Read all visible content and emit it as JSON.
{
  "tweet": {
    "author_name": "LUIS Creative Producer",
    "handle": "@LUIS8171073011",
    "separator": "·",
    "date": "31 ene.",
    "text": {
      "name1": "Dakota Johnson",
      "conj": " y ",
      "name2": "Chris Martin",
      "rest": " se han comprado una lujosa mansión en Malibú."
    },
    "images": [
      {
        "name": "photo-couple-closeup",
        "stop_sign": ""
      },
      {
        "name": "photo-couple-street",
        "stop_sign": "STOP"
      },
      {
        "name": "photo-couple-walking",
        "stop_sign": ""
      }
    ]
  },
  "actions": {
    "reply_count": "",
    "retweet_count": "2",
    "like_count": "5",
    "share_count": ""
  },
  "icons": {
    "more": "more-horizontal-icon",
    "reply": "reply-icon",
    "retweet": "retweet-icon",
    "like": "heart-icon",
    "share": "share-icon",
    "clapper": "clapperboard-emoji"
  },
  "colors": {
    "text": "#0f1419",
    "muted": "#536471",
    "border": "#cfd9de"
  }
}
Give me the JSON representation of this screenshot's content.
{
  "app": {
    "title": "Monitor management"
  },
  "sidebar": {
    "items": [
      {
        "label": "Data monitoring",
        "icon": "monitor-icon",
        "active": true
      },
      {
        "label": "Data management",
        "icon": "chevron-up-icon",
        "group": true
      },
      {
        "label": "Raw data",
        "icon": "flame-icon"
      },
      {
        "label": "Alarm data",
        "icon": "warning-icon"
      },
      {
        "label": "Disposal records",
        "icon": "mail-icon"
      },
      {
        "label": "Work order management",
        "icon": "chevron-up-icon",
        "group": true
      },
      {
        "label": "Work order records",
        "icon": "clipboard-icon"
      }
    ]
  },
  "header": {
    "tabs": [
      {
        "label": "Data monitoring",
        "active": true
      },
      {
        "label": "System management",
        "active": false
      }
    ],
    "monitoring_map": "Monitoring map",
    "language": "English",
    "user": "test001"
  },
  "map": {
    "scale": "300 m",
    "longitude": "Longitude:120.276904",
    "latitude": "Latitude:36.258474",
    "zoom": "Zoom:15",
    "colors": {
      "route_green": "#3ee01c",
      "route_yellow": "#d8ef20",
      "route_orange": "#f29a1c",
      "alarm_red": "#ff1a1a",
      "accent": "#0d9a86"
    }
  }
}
□ □ □ □ □
**Task objective**
Every entry should be output exactly as written, please.

**Written response**
Read all visible content and emit it as JSON.
{
  "tweet": {
    "author_name": "LUIS Creative Producer",
    "handle": "@LUIS8171073011",
    "separator": "·",
    "date": "31 ene.",
    "text": {
      "name1": "Dakota Johnson",
      "conj": " y ",
      "name2": "Chris Martin",
      "rest": " se han comprado una lujosa mansión en Malibú."
    },
    "images": [
      {
        "name": "photo-couple-closeup",
        "stop_sign": ""
      },
      {
        "name": "photo-couple-street",
        "stop_sign": "STOP"
      },
      {
        "name": "photo-couple-walking",
        "stop_sign": ""
      }
    ]
  },
  "actions": {
    "reply_count": "",
    "retweet_count": "2",
    "like_count": "5",
    "share_count": ""
  },
  "icons": {
    "more": "more-horizontal-icon",
    "reply": "reply-icon",
    "retweet": "retweet-icon",
    "like": "heart-icon",
    "share": "share-icon",
    "clapper": "clapperboard-emoji"
  },
  "colors": {
    "text": "#0f1419",
    "muted": "#536471",
    "border": "#cfd9de"
  }
}
Give me the JSON representation of this screenshot's content.
{
  "app": {
    "title": "Monitor management"
  },
  "sidebar": {
    "items": [
      {
        "label": "Data monitoring",
        "icon": "monitor-icon",
        "active": true
      },
      {
        "label": "Data management",
        "icon": "chevron-up-icon",
        "group": true
      },
      {
        "label": "Raw data",
        "icon": "flame-icon"
      },
      {
        "label": "Alarm data",
        "icon": "warning-icon"
      },
      {
        "label": "Disposal records",
        "icon": "mail-icon"
      },
      {
        "label": "Work order management",
        "icon": "chevron-up-icon",
        "group": true
      },
      {
        "label": "Work order records",
        "icon": "clipboard-icon"
      }
    ]
  },
  "header": {
    "tabs": [
      {
        "label": "Data monitoring",
        "active": true
      },
      {
        "label": "System management",
        "active": false
      }
    ],
    "monitoring_map": "Monitoring map",
    "language": "English",
    "user": "test001"
  },
  "map": {
    "scale": "300 m",
    "longitude": "Longitude:120.276904",
    "latitude": "Latitude:36.258474",
    "zoom": "Zoom:15",
    "colors": {
      "route_green": "#3ee01c",
      "route_yellow": "#d8ef20",
      "route_orange": "#f29a1c",
      "alarm_red": "#ff1a1a",
      "accent": "#0d9a86"
    }
  }
}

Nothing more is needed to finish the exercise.